Collection entries
■ ■ ■ ■ ■

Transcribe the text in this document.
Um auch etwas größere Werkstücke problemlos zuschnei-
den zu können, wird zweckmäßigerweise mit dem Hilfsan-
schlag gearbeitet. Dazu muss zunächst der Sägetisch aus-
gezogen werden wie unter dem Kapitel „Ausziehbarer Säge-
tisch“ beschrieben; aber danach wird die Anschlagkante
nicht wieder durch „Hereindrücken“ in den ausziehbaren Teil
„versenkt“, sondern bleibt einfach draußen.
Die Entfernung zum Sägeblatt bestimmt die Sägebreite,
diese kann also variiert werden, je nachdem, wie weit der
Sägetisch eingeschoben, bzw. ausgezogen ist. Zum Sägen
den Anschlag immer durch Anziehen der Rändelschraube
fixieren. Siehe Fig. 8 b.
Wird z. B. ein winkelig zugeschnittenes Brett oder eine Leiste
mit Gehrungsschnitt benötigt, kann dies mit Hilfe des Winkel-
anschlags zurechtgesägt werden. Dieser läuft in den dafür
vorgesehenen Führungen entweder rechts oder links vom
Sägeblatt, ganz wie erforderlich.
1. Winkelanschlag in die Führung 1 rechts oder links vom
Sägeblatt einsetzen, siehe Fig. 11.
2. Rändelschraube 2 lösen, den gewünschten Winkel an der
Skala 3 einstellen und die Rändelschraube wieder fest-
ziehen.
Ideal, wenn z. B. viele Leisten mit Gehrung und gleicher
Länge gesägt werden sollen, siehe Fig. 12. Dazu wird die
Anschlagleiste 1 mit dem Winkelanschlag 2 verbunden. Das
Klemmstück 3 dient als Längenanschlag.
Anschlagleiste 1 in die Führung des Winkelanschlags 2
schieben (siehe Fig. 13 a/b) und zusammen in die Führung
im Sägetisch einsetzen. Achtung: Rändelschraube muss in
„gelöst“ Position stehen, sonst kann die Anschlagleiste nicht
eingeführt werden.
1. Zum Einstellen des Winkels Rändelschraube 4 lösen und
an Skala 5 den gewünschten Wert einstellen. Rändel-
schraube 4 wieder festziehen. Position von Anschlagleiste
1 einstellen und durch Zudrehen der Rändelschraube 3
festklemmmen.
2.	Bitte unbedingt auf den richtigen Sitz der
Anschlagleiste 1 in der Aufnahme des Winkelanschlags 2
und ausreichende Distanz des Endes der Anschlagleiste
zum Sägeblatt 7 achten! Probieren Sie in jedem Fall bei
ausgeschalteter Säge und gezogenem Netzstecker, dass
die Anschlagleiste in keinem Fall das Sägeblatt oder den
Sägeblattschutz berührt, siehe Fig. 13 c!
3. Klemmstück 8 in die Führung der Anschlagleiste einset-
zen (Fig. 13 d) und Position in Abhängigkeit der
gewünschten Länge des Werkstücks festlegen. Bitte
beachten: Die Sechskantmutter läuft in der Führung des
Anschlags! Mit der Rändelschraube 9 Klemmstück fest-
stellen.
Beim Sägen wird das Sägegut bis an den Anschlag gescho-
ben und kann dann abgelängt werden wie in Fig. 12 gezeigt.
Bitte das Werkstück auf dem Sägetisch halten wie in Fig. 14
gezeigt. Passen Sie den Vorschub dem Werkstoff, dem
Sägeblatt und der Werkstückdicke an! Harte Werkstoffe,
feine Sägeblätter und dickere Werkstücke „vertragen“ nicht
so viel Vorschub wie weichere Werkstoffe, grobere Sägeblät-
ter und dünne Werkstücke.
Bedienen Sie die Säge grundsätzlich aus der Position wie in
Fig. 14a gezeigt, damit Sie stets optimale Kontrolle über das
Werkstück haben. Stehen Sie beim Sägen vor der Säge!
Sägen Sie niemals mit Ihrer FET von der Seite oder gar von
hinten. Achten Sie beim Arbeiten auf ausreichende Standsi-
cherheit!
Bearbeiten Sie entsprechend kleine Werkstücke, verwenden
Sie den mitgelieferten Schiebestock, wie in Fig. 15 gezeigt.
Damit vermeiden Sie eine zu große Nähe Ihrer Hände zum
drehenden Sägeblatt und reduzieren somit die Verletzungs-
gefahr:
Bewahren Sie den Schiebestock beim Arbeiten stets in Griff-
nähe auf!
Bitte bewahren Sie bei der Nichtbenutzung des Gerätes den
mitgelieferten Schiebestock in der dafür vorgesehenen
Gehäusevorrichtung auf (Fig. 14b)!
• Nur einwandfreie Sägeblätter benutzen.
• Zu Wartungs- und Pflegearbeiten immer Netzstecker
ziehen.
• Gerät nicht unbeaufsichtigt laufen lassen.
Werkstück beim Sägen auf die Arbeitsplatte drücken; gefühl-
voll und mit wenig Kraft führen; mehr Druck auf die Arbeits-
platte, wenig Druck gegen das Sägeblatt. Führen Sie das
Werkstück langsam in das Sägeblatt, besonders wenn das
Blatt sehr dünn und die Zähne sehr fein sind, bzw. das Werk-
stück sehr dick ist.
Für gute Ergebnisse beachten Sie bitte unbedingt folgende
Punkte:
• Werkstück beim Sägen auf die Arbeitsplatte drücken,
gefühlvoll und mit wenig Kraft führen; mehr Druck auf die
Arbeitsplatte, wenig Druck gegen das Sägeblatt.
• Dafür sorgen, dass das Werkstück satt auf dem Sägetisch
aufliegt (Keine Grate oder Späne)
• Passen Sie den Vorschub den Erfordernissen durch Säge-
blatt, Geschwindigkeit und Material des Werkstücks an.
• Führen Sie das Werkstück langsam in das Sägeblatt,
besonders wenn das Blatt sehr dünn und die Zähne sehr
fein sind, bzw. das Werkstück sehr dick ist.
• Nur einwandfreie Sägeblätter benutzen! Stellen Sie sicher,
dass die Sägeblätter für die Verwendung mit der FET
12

■ ■ ■ ■ ■

### What you have to do
Identify the lines above that contain the word "Werkstoffe", then copy them.

### Complete output
Sägeblatt und der Werkstückdicke an! Harte Werkstoffe,
so viel Vorschub wie weichere Werkstoffe, grobere Sägeblät-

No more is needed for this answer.